**RECORDS TO USE**

******

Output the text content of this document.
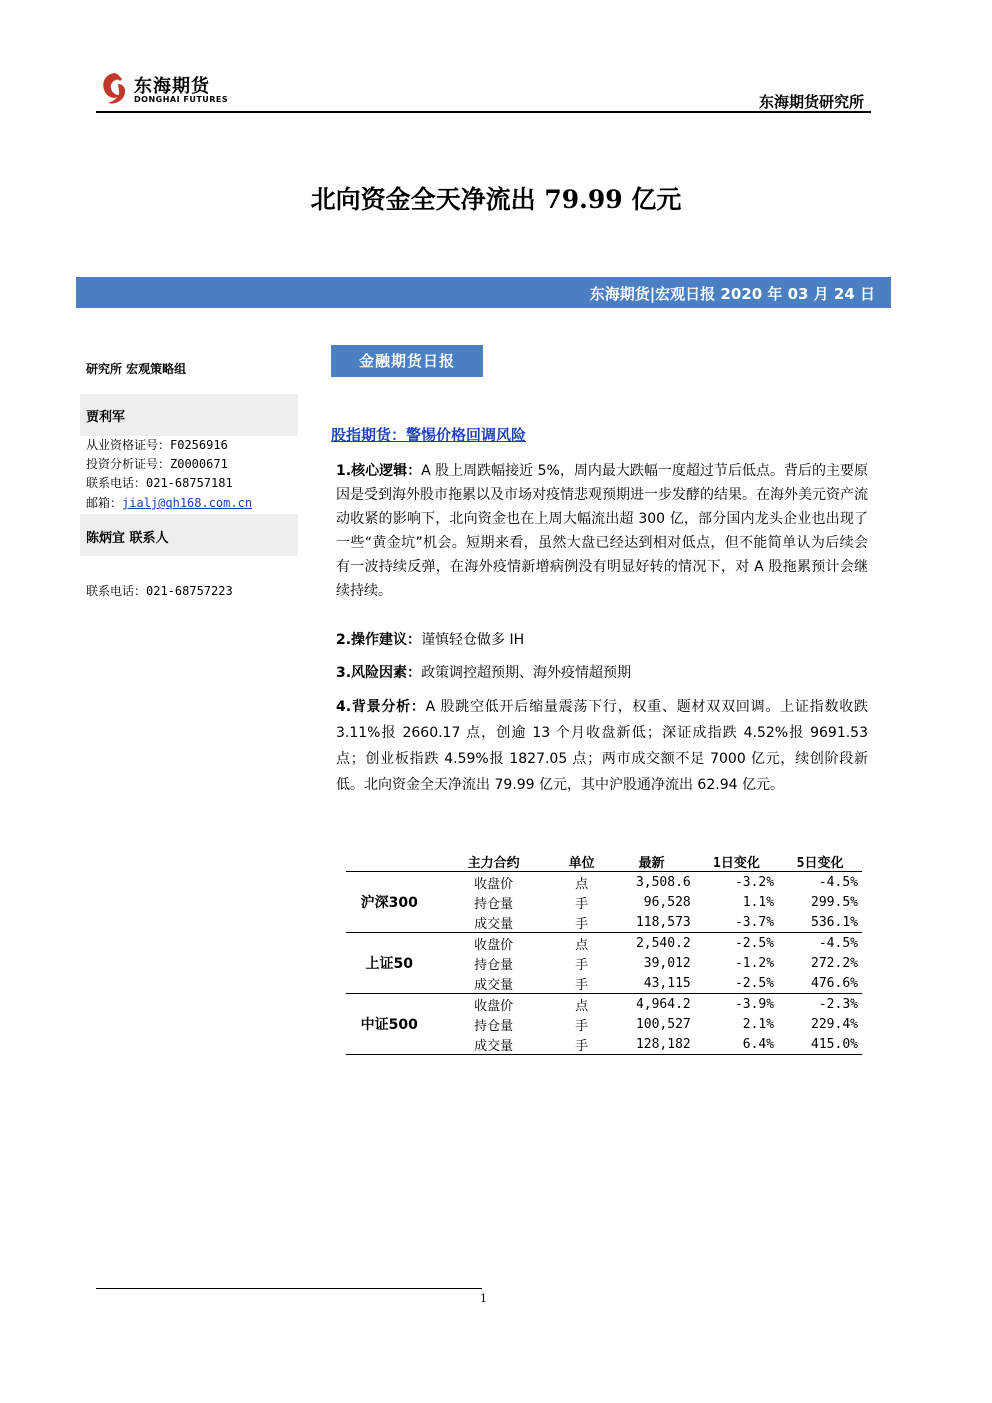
东海期货
DONGHAI FUTURES	东海期货研究所
北向资金全天净流出 79.99 亿元
东海期货|宏观日报 2020 年 03 月 24 日
研究所 宏观策略组
贾利军
从业资格证号：F0256916
投资分析证号：Z0000671
联系电话：021-68757181
邮箱：jialj@qh168.com.cn
陈炳宜 联系人
联系电话：021-68757223
金融期货日报
股指期货：警惕价格回调风险
1.核心逻辑：A 股上周跌幅接近 5%，周内最大跌幅一度超过节后低点。背后的主要原因是受到海外股市拖累以及市场对疫情悲观预期进一步发酵的结果。在海外美元资产流动收紧的影响下，北向资金也在上周大幅流出超 300 亿，部分国内龙头企业也出现了一些“黄金坑”机会。短期来看，虽然大盘已经达到相对低点，但不能简单认为后续会有一波持续反弹，在海外疫情新增病例没有明显好转的情况下，对 A 股拖累预计会继续持续。
2.操作建议：谨慎轻仓做多 IH
3.风险因素：政策调控超预期、海外疫情超预期
4.背景分析：A 股跳空低开后缩量震荡下行，权重、题材双双回调。上证指数收跌 3.11%报 2660.17 点，创逾 13 个月收盘新低；深证成指跌 4.52%报 9691.53 点；创业板指跌 4.59%报 1827.05 点；两市成交额不足 7000 亿元，续创阶段新低。北向资金全天净流出 79.99 亿元，其中沪股通净流出 62.94 亿元。
	主力合约	单位	最新	1日变化	5日变化
沪深300	收盘价	点	3,508.6	-3.2%	-4.5%
	持仓量	手	96,528	1.1%	299.5%
	成交量	手	118,573	-3.7%	536.1%
上证50	收盘价	点	2,540.2	-2.5%	-4.5%
	持仓量	手	39,012	-1.2%	272.2%
	成交量	手	43,115	-2.5%	476.6%
中证500	收盘价	点	4,964.2	-3.9%	-2.3%
	持仓量	手	100,527	2.1%	229.4%
	成交量	手	128,182	6.4%	415.0%
1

******

**INSTRUCTIONS FOR THE TASK**
Write the full listing out again with every line unchanged, but include no pictures.

**WRITTEN SOLUTION**
Output the text content of this document.
东海期货
DONGHAI FUTURES	东海期货研究所
北向资金全天净流出 79.99 亿元
东海期货|宏观日报 2020 年 03 月 24 日
研究所 宏观策略组
贾利军
从业资格证号：F0256916
投资分析证号：Z0000671
联系电话：021-68757181
邮箱：jialj@qh168.com.cn
陈炳宜 联系人
联系电话：021-68757223
金融期货日报
股指期货：警惕价格回调风险
1.核心逻辑：A 股上周跌幅接近 5%，周内最大跌幅一度超过节后低点。背后的主要原因是受到海外股市拖累以及市场对疫情悲观预期进一步发酵的结果。在海外美元资产流动收紧的影响下，北向资金也在上周大幅流出超 300 亿，部分国内龙头企业也出现了一些“黄金坑”机会。短期来看，虽然大盘已经达到相对低点，但不能简单认为后续会有一波持续反弹，在海外疫情新增病例没有明显好转的情况下，对 A 股拖累预计会继续持续。
2.操作建议：谨慎轻仓做多 IH
3.风险因素：政策调控超预期、海外疫情超预期
4.背景分析：A 股跳空低开后缩量震荡下行，权重、题材双双回调。上证指数收跌 3.11%报 2660.17 点，创逾 13 个月收盘新低；深证成指跌 4.52%报 9691.53 点；创业板指跌 4.59%报 1827.05 点；两市成交额不足 7000 亿元，续创阶段新低。北向资金全天净流出 79.99 亿元，其中沪股通净流出 62.94 亿元。
	主力合约	单位	最新	1日变化	5日变化
沪深300	收盘价	点	3,508.6	-3.2%	-4.5%
	持仓量	手	96,528	1.1%	299.5%
	成交量	手	118,573	-3.7%	536.1%
上证50	收盘价	点	2,540.2	-2.5%	-4.5%
	持仓量	手	39,012	-1.2%	272.2%
	成交量	手	43,115	-2.5%	476.6%
中证500	收盘价	点	4,964.2	-3.9%	-2.3%
	持仓量	手	100,527	2.1%	229.4%
	成交量	手	128,182	6.4%	415.0%
1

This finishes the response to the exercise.